Annotated element entries
◆ ◆ ◆

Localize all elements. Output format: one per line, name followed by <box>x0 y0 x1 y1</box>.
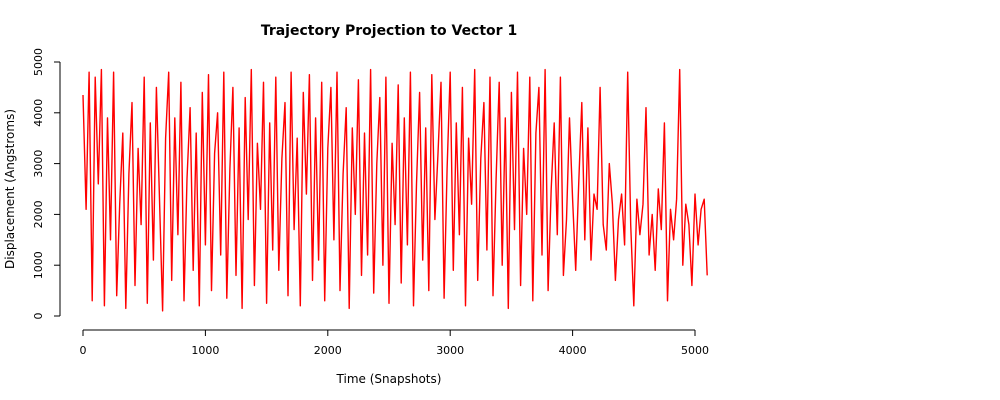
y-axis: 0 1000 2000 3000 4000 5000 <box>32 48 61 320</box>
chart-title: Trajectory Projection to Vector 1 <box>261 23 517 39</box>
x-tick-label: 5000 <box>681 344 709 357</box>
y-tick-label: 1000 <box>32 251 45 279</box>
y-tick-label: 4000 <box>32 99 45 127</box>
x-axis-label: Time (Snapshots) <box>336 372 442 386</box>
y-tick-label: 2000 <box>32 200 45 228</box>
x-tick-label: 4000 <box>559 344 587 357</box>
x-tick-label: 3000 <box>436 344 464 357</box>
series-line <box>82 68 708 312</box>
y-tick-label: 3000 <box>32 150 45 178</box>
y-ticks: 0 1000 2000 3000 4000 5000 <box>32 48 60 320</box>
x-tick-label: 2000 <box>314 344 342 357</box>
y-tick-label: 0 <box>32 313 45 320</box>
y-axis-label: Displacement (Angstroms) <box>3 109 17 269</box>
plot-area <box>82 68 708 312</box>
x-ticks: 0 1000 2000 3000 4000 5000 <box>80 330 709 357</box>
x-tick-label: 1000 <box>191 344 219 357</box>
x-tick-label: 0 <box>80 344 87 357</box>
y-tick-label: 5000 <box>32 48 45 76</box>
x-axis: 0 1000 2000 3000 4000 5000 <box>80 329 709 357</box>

◆ ◆ ◆

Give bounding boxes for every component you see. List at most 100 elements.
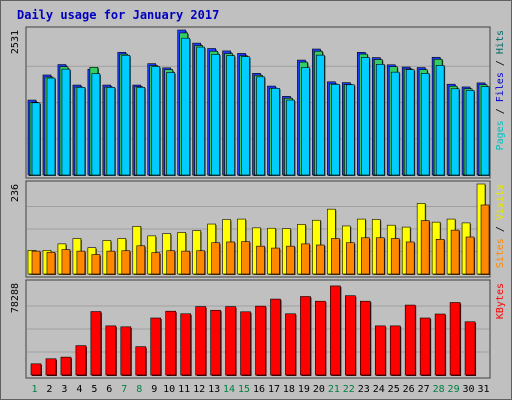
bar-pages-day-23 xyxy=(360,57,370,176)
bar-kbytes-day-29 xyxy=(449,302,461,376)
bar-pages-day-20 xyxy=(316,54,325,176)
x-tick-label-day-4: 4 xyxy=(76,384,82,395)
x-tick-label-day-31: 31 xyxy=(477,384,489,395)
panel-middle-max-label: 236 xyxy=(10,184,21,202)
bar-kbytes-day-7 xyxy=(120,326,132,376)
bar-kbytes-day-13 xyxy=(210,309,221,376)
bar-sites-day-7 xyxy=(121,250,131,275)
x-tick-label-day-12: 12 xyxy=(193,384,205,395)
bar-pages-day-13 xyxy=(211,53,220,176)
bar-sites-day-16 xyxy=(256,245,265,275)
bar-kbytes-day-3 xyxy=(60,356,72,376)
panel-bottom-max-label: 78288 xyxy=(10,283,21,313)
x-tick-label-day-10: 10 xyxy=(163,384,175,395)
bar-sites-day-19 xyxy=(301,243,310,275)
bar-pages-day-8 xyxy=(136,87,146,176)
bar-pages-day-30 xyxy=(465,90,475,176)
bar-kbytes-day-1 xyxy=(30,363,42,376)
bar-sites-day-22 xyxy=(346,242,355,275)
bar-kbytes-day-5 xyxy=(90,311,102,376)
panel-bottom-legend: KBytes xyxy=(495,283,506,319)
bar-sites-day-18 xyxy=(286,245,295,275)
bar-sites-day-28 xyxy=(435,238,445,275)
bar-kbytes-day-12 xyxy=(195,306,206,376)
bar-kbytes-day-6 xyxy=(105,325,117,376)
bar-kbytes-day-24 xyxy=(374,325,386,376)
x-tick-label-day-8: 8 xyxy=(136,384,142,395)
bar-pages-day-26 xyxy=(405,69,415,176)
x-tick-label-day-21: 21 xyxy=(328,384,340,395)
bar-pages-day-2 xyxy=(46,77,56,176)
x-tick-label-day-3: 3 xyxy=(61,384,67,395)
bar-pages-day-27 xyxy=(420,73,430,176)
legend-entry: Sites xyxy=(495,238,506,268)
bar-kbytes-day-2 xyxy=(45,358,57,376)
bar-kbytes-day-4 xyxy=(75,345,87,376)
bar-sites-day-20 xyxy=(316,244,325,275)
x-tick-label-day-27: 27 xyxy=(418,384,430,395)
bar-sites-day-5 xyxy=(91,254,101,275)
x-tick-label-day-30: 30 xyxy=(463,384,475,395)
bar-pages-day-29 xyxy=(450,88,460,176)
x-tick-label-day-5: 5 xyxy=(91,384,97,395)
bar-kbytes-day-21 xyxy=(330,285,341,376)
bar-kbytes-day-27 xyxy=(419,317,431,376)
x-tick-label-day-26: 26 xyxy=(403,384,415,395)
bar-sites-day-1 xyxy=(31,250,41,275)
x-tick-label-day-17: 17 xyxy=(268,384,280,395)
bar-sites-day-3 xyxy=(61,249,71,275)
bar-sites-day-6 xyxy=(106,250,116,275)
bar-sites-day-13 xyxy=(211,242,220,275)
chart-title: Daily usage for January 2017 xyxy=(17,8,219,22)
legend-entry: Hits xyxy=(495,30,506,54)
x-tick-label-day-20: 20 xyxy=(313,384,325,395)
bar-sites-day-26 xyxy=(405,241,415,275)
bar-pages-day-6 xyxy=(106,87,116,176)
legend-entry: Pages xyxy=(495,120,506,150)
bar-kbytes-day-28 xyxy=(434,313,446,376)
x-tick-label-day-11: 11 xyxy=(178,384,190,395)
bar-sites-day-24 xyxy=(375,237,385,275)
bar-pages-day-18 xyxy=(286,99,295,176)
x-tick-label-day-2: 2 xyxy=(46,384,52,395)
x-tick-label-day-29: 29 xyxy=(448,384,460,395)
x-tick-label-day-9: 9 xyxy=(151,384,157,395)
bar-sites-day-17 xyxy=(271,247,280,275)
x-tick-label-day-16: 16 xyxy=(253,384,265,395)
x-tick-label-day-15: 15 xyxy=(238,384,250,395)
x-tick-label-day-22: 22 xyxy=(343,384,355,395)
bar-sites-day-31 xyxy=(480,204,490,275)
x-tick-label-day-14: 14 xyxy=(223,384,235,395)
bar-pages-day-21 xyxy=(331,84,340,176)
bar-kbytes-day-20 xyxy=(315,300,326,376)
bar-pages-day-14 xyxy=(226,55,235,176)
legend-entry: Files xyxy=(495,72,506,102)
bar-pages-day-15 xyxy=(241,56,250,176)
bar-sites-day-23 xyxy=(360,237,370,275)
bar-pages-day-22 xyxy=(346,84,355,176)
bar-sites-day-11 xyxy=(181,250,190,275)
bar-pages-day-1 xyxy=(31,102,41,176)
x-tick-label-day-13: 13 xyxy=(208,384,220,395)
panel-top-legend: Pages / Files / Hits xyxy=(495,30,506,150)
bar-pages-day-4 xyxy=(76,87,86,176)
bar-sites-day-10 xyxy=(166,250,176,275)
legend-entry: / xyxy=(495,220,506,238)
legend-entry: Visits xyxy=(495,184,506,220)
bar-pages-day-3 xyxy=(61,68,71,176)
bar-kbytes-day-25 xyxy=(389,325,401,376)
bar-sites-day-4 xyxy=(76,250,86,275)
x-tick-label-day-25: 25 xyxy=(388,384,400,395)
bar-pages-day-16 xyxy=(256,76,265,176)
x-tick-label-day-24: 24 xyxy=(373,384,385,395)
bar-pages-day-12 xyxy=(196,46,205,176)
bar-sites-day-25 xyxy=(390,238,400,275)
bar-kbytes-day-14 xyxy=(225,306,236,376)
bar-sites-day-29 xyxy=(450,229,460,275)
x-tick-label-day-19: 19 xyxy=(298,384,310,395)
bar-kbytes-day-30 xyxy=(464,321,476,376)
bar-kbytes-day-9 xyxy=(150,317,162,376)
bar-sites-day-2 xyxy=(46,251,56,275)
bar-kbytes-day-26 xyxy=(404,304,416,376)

◆ ◆ ◆

> JOB
Copy out the listing from the line with "y-axis: 0 1000" up to and including the line with "x-axis: 0 1000", renaming "plot-area" as "plotting-region" and changing nothing else.

> ANSWER TO THIS TASK
y-axis: 0 1000 2000 3000 4000 5000 <box>32 48 61 320</box>
chart-title: Trajectory Projection to Vector 1 <box>261 23 517 39</box>
x-tick-label: 5000 <box>681 344 709 357</box>
y-tick-label: 1000 <box>32 251 45 279</box>
y-tick-label: 4000 <box>32 99 45 127</box>
x-axis-label: Time (Snapshots) <box>336 372 442 386</box>
y-tick-label: 2000 <box>32 200 45 228</box>
x-tick-label: 4000 <box>559 344 587 357</box>
x-tick-label: 3000 <box>436 344 464 357</box>
series-line <box>82 68 708 312</box>
y-tick-label: 3000 <box>32 150 45 178</box>
y-ticks: 0 1000 2000 3000 4000 5000 <box>32 48 60 320</box>
x-tick-label: 2000 <box>314 344 342 357</box>
y-tick-label: 0 <box>32 313 45 320</box>
y-axis-label: Displacement (Angstroms) <box>3 109 17 269</box>
plotting-region <box>82 68 708 312</box>
x-ticks: 0 1000 2000 3000 4000 5000 <box>80 330 709 357</box>
x-tick-label: 1000 <box>191 344 219 357</box>
x-tick-label: 0 <box>80 344 87 357</box>
y-tick-label: 5000 <box>32 48 45 76</box>
x-axis: 0 1000 2000 3000 4000 5000 <box>80 329 709 357</box>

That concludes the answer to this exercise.